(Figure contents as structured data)
%%
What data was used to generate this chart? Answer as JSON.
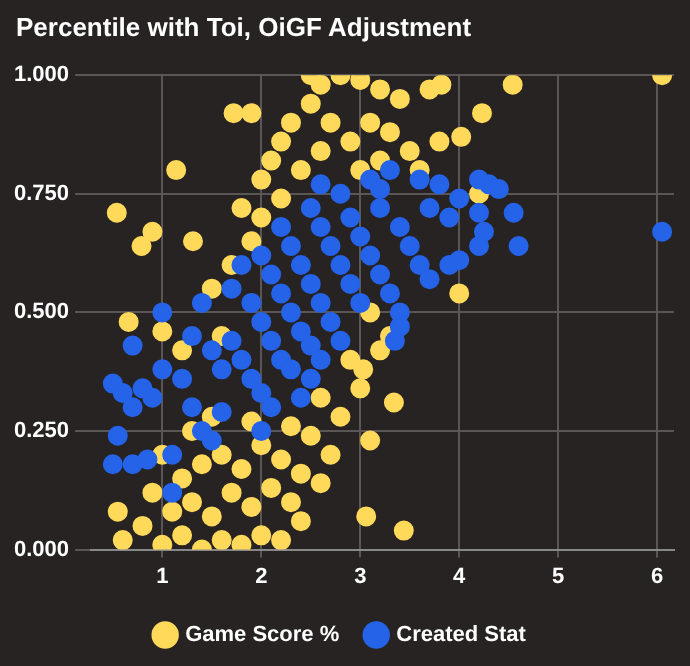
{
  "chart_data": {
    "type": "scatter",
    "title": "Percentile with Toi, OiGF Adjustment",
    "xlim": [
      0.28,
      6.17
    ],
    "xticks": [
      1,
      2,
      3,
      4,
      5,
      6
    ],
    "ylim": [
      0,
      1
    ],
    "yticks": [
      {
        "value": 0,
        "label": "0.000"
      },
      {
        "value": 0.25,
        "label": "0.250"
      },
      {
        "value": 0.5,
        "label": "0.500"
      },
      {
        "value": 0.75,
        "label": "0.750"
      },
      {
        "value": 1,
        "label": "1.000"
      }
    ],
    "grid": true,
    "legend": "bottom",
    "marker": "circle",
    "series": [
      {
        "name": "Game Score %",
        "color": "#ffd95a",
        "x": [
          0.6,
          0.8,
          1.0,
          1.2,
          1.4,
          1.6,
          1.8,
          2.0,
          2.2,
          1.1,
          1.3,
          1.5,
          1.7,
          1.9,
          2.1,
          2.3,
          2.4,
          1.2,
          1.4,
          1.6,
          1.8,
          2.0,
          2.2,
          2.4,
          2.6,
          0.9,
          1.0,
          1.3,
          1.5,
          1.9,
          2.3,
          2.5,
          2.7,
          2.8,
          2.6,
          3.0,
          2.9,
          3.2,
          3.3,
          3.1,
          1.5,
          1.7,
          1.9,
          1.8,
          2.0,
          2.1,
          2.2,
          2.3,
          2.5,
          2.6,
          2.8,
          3.0,
          3.2,
          3.4,
          2.7,
          2.9,
          3.1,
          3.3,
          3.5,
          3.6,
          2.4,
          2.6,
          3.8,
          3.0,
          3.2,
          2.0,
          2.2,
          1.6,
          1.2,
          1.0,
          2.5,
          3.7,
          1.9,
          6.05,
          0.54,
          1.14,
          0.79,
          0.9,
          0.66,
          0.55,
          4.0,
          3.06,
          3.44,
          3.34,
          3.03,
          3.1,
          4.2,
          4.54,
          4.23,
          3.82,
          1.31,
          1.72,
          4.02
        ],
        "values": [
          0.02,
          0.05,
          0.01,
          0.03,
          0.0,
          0.02,
          0.01,
          0.03,
          0.02,
          0.08,
          0.1,
          0.07,
          0.12,
          0.09,
          0.13,
          0.1,
          0.06,
          0.15,
          0.18,
          0.2,
          0.17,
          0.22,
          0.19,
          0.16,
          0.14,
          0.12,
          0.2,
          0.25,
          0.28,
          0.27,
          0.26,
          0.24,
          0.2,
          0.28,
          0.32,
          0.34,
          0.4,
          0.42,
          0.45,
          0.5,
          0.55,
          0.6,
          0.65,
          0.72,
          0.78,
          0.82,
          0.86,
          0.9,
          0.94,
          0.98,
          1.0,
          0.99,
          0.97,
          0.95,
          0.9,
          0.86,
          0.9,
          0.88,
          0.84,
          0.8,
          0.8,
          0.84,
          0.86,
          0.8,
          0.82,
          0.7,
          0.74,
          0.45,
          0.42,
          0.46,
          1.0,
          0.97,
          0.92,
          1.0,
          0.71,
          0.8,
          0.64,
          0.67,
          0.48,
          0.08,
          0.54,
          0.07,
          0.04,
          0.31,
          0.38,
          0.23,
          0.75,
          0.98,
          0.92,
          0.98,
          0.65,
          0.92,
          0.87
        ]
      },
      {
        "name": "Created Stat",
        "color": "#2563e8",
        "x": [
          0.5,
          0.6,
          0.7,
          0.8,
          0.9,
          0.55,
          0.5,
          0.7,
          0.85,
          1.1,
          1.1,
          0.7,
          1.0,
          1.0,
          1.2,
          1.3,
          1.4,
          1.5,
          1.6,
          1.3,
          1.4,
          1.5,
          1.6,
          1.7,
          1.8,
          1.9,
          2.0,
          2.0,
          2.1,
          1.7,
          1.8,
          1.9,
          2.0,
          2.1,
          2.2,
          2.3,
          2.4,
          2.5,
          2.0,
          2.1,
          2.2,
          2.3,
          2.4,
          2.5,
          2.6,
          2.2,
          2.3,
          2.4,
          2.5,
          2.6,
          2.7,
          2.8,
          2.5,
          2.6,
          2.7,
          2.8,
          2.9,
          3.0,
          2.6,
          2.8,
          2.9,
          3.0,
          3.1,
          3.2,
          3.3,
          3.4,
          3.1,
          3.3,
          3.2,
          3.4,
          3.5,
          3.6,
          3.4,
          3.2,
          3.7,
          3.6,
          3.8,
          3.9,
          4.0,
          4.2,
          4.3,
          4.4,
          4.2,
          4.25,
          4.2,
          4.55,
          4.6,
          4.0,
          3.9,
          3.7,
          6.05,
          3.35
        ],
        "values": [
          0.35,
          0.33,
          0.3,
          0.34,
          0.32,
          0.24,
          0.18,
          0.18,
          0.19,
          0.2,
          0.12,
          0.43,
          0.5,
          0.38,
          0.36,
          0.3,
          0.25,
          0.23,
          0.29,
          0.45,
          0.52,
          0.42,
          0.38,
          0.44,
          0.4,
          0.36,
          0.33,
          0.25,
          0.3,
          0.55,
          0.6,
          0.52,
          0.48,
          0.44,
          0.4,
          0.38,
          0.32,
          0.36,
          0.62,
          0.58,
          0.54,
          0.5,
          0.46,
          0.43,
          0.4,
          0.68,
          0.64,
          0.6,
          0.56,
          0.52,
          0.48,
          0.44,
          0.72,
          0.68,
          0.64,
          0.6,
          0.56,
          0.52,
          0.77,
          0.75,
          0.7,
          0.66,
          0.62,
          0.58,
          0.54,
          0.5,
          0.78,
          0.8,
          0.72,
          0.68,
          0.64,
          0.6,
          0.47,
          0.76,
          0.72,
          0.78,
          0.77,
          0.7,
          0.74,
          0.78,
          0.77,
          0.76,
          0.71,
          0.67,
          0.64,
          0.71,
          0.64,
          0.61,
          0.6,
          0.57,
          0.67,
          0.44
        ]
      }
    ]
  }
}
%%
#### Short task
Except for the pictures, copy the material above exactly.

#### Answer to this task
What data was used to generate this chart? Answer as JSON.
{
  "chart_data": {
    "type": "scatter",
    "title": "Percentile with Toi, OiGF Adjustment",
    "xlim": [
      0.28,
      6.17
    ],
    "xticks": [
      1,
      2,
      3,
      4,
      5,
      6
    ],
    "ylim": [
      0,
      1
    ],
    "yticks": [
      {
        "value": 0,
        "label": "0.000"
      },
      {
        "value": 0.25,
        "label": "0.250"
      },
      {
        "value": 0.5,
        "label": "0.500"
      },
      {
        "value": 0.75,
        "label": "0.750"
      },
      {
        "value": 1,
        "label": "1.000"
      }
    ],
    "grid": true,
    "legend": "bottom",
    "marker": "circle",
    "series": [
      {
        "name": "Game Score %",
        "color": "#ffd95a",
        "x": [
          0.6,
          0.8,
          1.0,
          1.2,
          1.4,
          1.6,
          1.8,
          2.0,
          2.2,
          1.1,
          1.3,
          1.5,
          1.7,
          1.9,
          2.1,
          2.3,
          2.4,
          1.2,
          1.4,
          1.6,
          1.8,
          2.0,
          2.2,
          2.4,
          2.6,
          0.9,
          1.0,
          1.3,
          1.5,
          1.9,
          2.3,
          2.5,
          2.7,
          2.8,
          2.6,
          3.0,
          2.9,
          3.2,
          3.3,
          3.1,
          1.5,
          1.7,
          1.9,
          1.8,
          2.0,
          2.1,
          2.2,
          2.3,
          2.5,
          2.6,
          2.8,
          3.0,
          3.2,
          3.4,
          2.7,
          2.9,
          3.1,
          3.3,
          3.5,
          3.6,
          2.4,
          2.6,
          3.8,
          3.0,
          3.2,
          2.0,
          2.2,
          1.6,
          1.2,
          1.0,
          2.5,
          3.7,
          1.9,
          6.05,
          0.54,
          1.14,
          0.79,
          0.9,
          0.66,
          0.55,
          4.0,
          3.06,
          3.44,
          3.34,
          3.03,
          3.1,
          4.2,
          4.54,
          4.23,
          3.82,
          1.31,
          1.72,
          4.02
        ],
        "values": [
          0.02,
          0.05,
          0.01,
          0.03,
          0.0,
          0.02,
          0.01,
          0.03,
          0.02,
          0.08,
          0.1,
          0.07,
          0.12,
          0.09,
          0.13,
          0.1,
          0.06,
          0.15,
          0.18,
          0.2,
          0.17,
          0.22,
          0.19,
          0.16,
          0.14,
          0.12,
          0.2,
          0.25,
          0.28,
          0.27,
          0.26,
          0.24,
          0.2,
          0.28,
          0.32,
          0.34,
          0.4,
          0.42,
          0.45,
          0.5,
          0.55,
          0.6,
          0.65,
          0.72,
          0.78,
          0.82,
          0.86,
          0.9,
          0.94,
          0.98,
          1.0,
          0.99,
          0.97,
          0.95,
          0.9,
          0.86,
          0.9,
          0.88,
          0.84,
          0.8,
          0.8,
          0.84,
          0.86,
          0.8,
          0.82,
          0.7,
          0.74,
          0.45,
          0.42,
          0.46,
          1.0,
          0.97,
          0.92,
          1.0,
          0.71,
          0.8,
          0.64,
          0.67,
          0.48,
          0.08,
          0.54,
          0.07,
          0.04,
          0.31,
          0.38,
          0.23,
          0.75,
          0.98,
          0.92,
          0.98,
          0.65,
          0.92,
          0.87
        ]
      },
      {
        "name": "Created Stat",
        "color": "#2563e8",
        "x": [
          0.5,
          0.6,
          0.7,
          0.8,
          0.9,
          0.55,
          0.5,
          0.7,
          0.85,
          1.1,
          1.1,
          0.7,
          1.0,
          1.0,
          1.2,
          1.3,
          1.4,
          1.5,
          1.6,
          1.3,
          1.4,
          1.5,
          1.6,
          1.7,
          1.8,
          1.9,
          2.0,
          2.0,
          2.1,
          1.7,
          1.8,
          1.9,
          2.0,
          2.1,
          2.2,
          2.3,
          2.4,
          2.5,
          2.0,
          2.1,
          2.2,
          2.3,
          2.4,
          2.5,
          2.6,
          2.2,
          2.3,
          2.4,
          2.5,
          2.6,
          2.7,
          2.8,
          2.5,
          2.6,
          2.7,
          2.8,
          2.9,
          3.0,
          2.6,
          2.8,
          2.9,
          3.0,
          3.1,
          3.2,
          3.3,
          3.4,
          3.1,
          3.3,
          3.2,
          3.4,
          3.5,
          3.6,
          3.4,
          3.2,
          3.7,
          3.6,
          3.8,
          3.9,
          4.0,
          4.2,
          4.3,
          4.4,
          4.2,
          4.25,
          4.2,
          4.55,
          4.6,
          4.0,
          3.9,
          3.7,
          6.05,
          3.35
        ],
        "values": [
          0.35,
          0.33,
          0.3,
          0.34,
          0.32,
          0.24,
          0.18,
          0.18,
          0.19,
          0.2,
          0.12,
          0.43,
          0.5,
          0.38,
          0.36,
          0.3,
          0.25,
          0.23,
          0.29,
          0.45,
          0.52,
          0.42,
          0.38,
          0.44,
          0.4,
          0.36,
          0.33,
          0.25,
          0.3,
          0.55,
          0.6,
          0.52,
          0.48,
          0.44,
          0.4,
          0.38,
          0.32,
          0.36,
          0.62,
          0.58,
          0.54,
          0.5,
          0.46,
          0.43,
          0.4,
          0.68,
          0.64,
          0.6,
          0.56,
          0.52,
          0.48,
          0.44,
          0.72,
          0.68,
          0.64,
          0.6,
          0.56,
          0.52,
          0.77,
          0.75,
          0.7,
          0.66,
          0.62,
          0.58,
          0.54,
          0.5,
          0.78,
          0.8,
          0.72,
          0.68,
          0.64,
          0.6,
          0.47,
          0.76,
          0.72,
          0.78,
          0.77,
          0.7,
          0.74,
          0.78,
          0.77,
          0.76,
          0.71,
          0.67,
          0.64,
          0.71,
          0.64,
          0.61,
          0.6,
          0.57,
          0.67,
          0.44
        ]
      }
    ]
  }
}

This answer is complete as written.